- TASK REQUIREMENTS:
Your task is to extract every entry that follows word for word while excluding the pictures.

- DATA ENTRIES:
:::

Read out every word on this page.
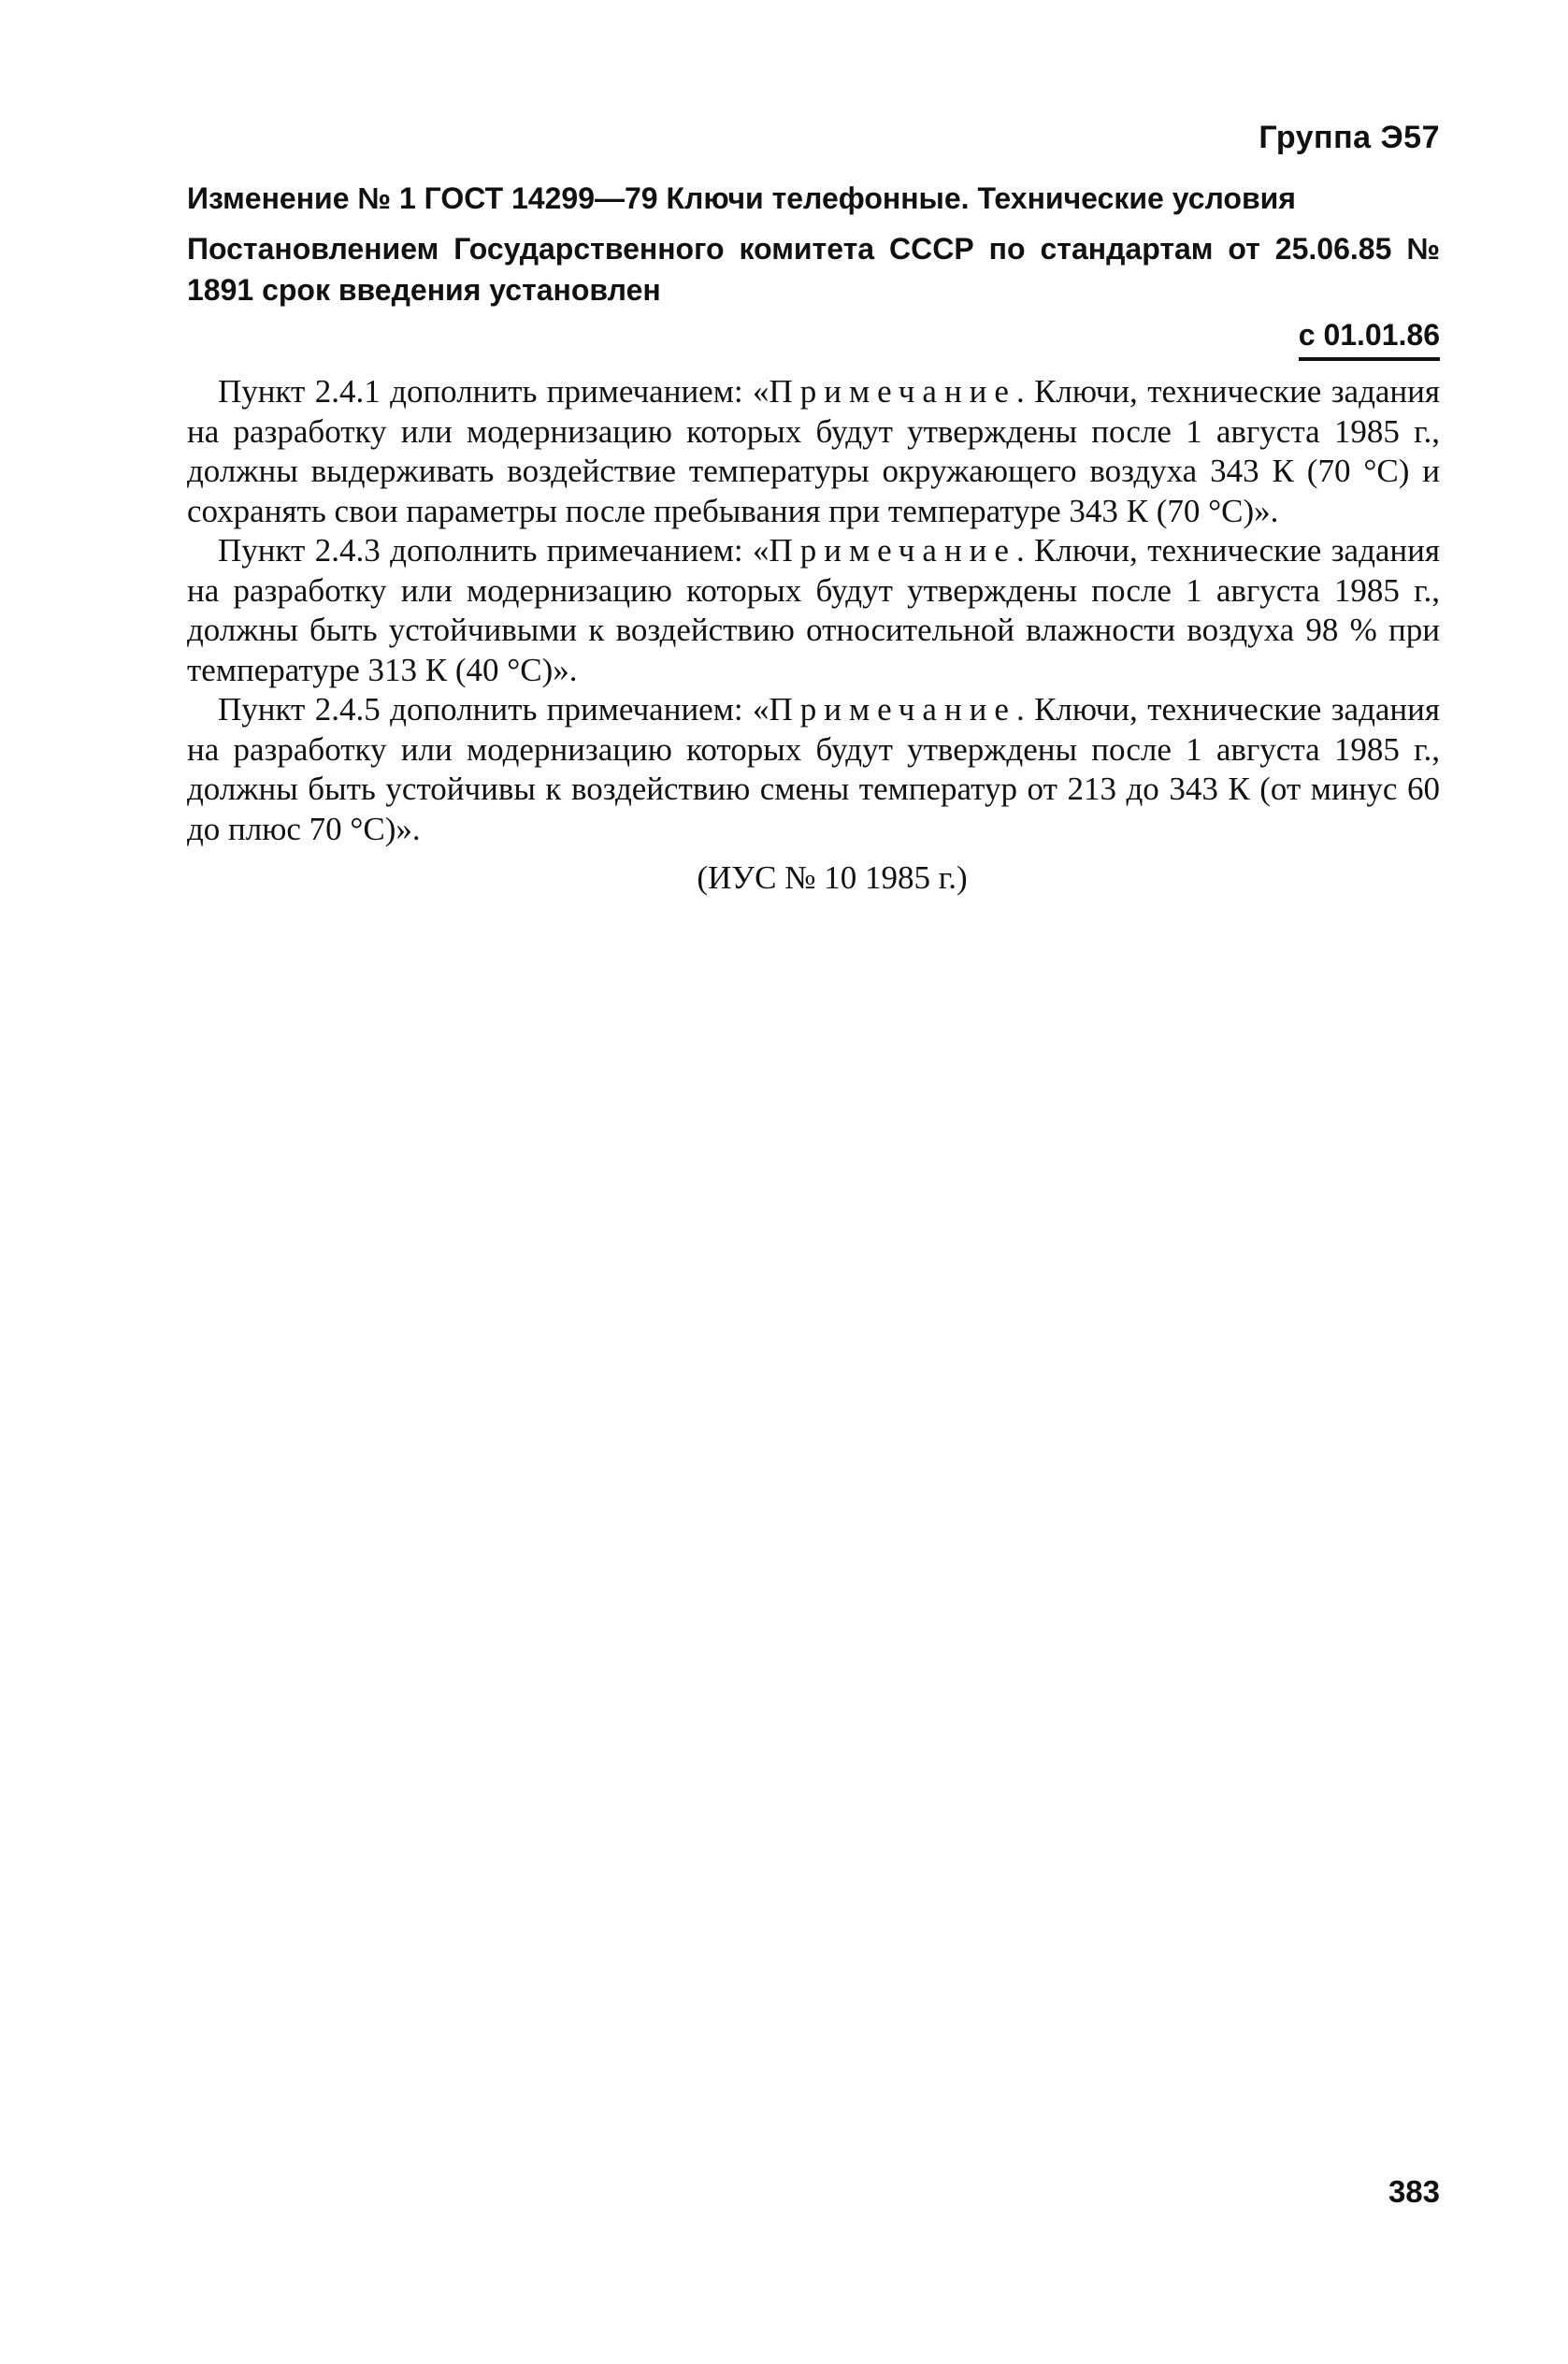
Группа Э57

Изменение № 1 ГОСТ 14299—79 Ключи телефонные. Технические условия

Постановлением Государственного комитета СССР по стандартам от 25.06.85 № 1891 срок введения установлен

с 01.01.86

Пункт 2.4.1 дополнить примечанием: «Примечание. Ключи, технические задания на разработку или модернизацию которых будут утверждены после 1 августа 1985 г., должны выдерживать воздействие температуры окружающего воздуха 343 К (70 °С) и сохранять свои параметры после пребывания при температуре 343 К (70 °С)».

Пункт 2.4.3 дополнить примечанием: «Примечание. Ключи, технические задания на разработку или модернизацию которых будут утверждены после 1 августа 1985 г., должны быть устойчивыми к воздействию относительной влажности воздуха 98 % при температуре 313 К (40 °С)».

Пункт 2.4.5 дополнить примечанием: «Примечание. Ключи, технические задания на разработку или модернизацию которых будут утверждены после 1 августа 1985 г., должны быть устойчивы к воздействию смены температур от 213 до 343 К (от минус 60 до плюс 70 °С)».

(ИУС № 10 1985 г.)

383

:::

- RESULT OF THIS TASK:
Read out every word on this page.
Группа Э57

Изменение № 1 ГОСТ 14299—79 Ключи телефонные. Технические условия

Постановлением Государственного комитета СССР по стандартам от 25.06.85 № 1891 срок введения установлен

с 01.01.86

Пункт 2.4.1 дополнить примечанием: «Примечание. Ключи, технические задания на разработку или модернизацию которых будут утверждены после 1 августа 1985 г., должны выдерживать воздействие температуры окружающего воздуха 343 К (70 °С) и сохранять свои параметры после пребывания при температуре 343 К (70 °С)».

Пункт 2.4.3 дополнить примечанием: «Примечание. Ключи, технические задания на разработку или модернизацию которых будут утверждены после 1 августа 1985 г., должны быть устойчивыми к воздействию относительной влажности воздуха 98 % при температуре 313 К (40 °С)».

Пункт 2.4.5 дополнить примечанием: «Примечание. Ключи, технические задания на разработку или модернизацию которых будут утверждены после 1 августа 1985 г., должны быть устойчивы к воздействию смены температур от 213 до 343 К (от минус 60 до плюс 70 °С)».

(ИУС № 10 1985 г.)

383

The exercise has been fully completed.